Records for the task -
----

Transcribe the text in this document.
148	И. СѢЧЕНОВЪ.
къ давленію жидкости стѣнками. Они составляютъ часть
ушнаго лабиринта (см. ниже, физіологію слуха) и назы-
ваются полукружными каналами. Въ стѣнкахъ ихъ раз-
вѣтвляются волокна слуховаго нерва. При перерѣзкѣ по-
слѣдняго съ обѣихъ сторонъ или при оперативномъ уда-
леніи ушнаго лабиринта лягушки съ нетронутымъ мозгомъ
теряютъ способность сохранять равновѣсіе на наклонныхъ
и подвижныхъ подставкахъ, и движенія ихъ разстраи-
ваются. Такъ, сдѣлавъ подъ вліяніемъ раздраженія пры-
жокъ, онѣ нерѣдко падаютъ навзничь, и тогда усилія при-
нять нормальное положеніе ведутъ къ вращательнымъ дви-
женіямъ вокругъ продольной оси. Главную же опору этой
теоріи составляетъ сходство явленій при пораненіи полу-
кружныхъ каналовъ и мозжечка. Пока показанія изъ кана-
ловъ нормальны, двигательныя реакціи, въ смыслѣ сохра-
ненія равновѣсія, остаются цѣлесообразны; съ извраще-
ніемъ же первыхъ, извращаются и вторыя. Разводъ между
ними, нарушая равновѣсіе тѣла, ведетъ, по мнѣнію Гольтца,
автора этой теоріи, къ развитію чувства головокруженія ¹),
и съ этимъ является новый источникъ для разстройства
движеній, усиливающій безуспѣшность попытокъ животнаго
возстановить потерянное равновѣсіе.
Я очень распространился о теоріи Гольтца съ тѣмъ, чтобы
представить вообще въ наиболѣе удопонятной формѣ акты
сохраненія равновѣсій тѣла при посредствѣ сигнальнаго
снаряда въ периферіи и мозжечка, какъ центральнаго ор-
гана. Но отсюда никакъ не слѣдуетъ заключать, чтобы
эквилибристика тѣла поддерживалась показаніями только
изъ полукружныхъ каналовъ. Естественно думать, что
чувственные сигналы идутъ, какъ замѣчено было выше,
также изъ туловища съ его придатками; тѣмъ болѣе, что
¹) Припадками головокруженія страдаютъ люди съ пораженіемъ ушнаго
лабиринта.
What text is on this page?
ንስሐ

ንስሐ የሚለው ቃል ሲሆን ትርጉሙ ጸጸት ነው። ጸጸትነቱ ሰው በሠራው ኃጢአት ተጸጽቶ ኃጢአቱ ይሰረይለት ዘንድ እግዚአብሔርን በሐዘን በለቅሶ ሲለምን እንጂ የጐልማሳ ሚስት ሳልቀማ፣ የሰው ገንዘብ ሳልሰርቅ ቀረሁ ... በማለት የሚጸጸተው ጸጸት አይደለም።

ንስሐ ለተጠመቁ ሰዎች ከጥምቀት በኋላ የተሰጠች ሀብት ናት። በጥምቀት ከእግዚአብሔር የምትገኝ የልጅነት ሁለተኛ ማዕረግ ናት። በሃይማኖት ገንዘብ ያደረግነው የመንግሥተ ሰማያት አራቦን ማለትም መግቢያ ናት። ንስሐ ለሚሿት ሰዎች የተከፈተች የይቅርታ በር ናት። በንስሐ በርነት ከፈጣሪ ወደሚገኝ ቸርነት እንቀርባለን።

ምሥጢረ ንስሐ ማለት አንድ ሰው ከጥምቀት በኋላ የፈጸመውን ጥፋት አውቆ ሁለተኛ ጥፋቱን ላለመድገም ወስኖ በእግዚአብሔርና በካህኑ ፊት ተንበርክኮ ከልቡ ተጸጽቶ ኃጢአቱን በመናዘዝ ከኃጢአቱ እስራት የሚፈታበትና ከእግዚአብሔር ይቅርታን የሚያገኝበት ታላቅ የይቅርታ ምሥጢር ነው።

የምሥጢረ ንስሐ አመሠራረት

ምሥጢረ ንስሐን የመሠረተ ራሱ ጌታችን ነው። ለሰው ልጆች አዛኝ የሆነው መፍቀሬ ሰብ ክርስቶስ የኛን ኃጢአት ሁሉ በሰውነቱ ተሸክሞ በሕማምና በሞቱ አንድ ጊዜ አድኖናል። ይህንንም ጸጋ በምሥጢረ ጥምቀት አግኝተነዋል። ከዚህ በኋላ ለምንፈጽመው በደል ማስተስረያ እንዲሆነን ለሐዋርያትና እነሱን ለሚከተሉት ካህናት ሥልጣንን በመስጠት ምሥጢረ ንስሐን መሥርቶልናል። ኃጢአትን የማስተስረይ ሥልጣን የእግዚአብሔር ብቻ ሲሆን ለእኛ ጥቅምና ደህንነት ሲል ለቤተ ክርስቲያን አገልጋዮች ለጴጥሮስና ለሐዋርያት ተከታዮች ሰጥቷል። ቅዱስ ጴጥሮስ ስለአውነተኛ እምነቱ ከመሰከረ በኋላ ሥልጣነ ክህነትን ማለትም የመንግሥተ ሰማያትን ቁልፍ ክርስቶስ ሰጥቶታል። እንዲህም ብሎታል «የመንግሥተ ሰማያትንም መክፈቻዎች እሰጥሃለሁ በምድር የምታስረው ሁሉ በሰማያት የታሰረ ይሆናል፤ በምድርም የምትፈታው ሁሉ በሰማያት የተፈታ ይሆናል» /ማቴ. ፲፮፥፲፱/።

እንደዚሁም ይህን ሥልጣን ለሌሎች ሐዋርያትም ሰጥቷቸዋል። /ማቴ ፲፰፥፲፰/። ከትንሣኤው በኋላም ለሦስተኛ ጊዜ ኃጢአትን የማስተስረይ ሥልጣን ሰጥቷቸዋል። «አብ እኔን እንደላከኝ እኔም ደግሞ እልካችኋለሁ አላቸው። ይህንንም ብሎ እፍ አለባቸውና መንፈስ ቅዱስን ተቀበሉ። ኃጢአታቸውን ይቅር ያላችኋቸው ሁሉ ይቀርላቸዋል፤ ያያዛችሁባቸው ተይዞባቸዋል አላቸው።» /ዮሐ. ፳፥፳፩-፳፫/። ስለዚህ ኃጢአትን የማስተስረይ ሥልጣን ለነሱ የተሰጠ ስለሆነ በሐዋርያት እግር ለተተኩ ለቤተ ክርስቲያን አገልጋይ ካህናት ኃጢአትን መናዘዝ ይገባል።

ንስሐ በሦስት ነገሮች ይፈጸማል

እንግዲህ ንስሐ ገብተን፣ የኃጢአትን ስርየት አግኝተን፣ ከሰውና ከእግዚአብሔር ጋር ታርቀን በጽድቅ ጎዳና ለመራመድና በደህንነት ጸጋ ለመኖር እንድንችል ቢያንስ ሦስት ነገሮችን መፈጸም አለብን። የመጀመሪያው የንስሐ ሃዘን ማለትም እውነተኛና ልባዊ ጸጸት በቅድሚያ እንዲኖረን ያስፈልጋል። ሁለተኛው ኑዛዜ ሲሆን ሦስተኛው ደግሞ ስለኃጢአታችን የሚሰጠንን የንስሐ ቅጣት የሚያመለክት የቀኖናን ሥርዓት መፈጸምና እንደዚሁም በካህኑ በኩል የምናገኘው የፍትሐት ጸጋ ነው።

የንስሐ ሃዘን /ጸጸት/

----

Prompt - Return every line containing "тѣмъ".

Exercise solution -
Я очень распространился о теоріи Гольтца съ тѣмъ, чтобы
также изъ туловища съ его придатками; тѣмъ болѣе, что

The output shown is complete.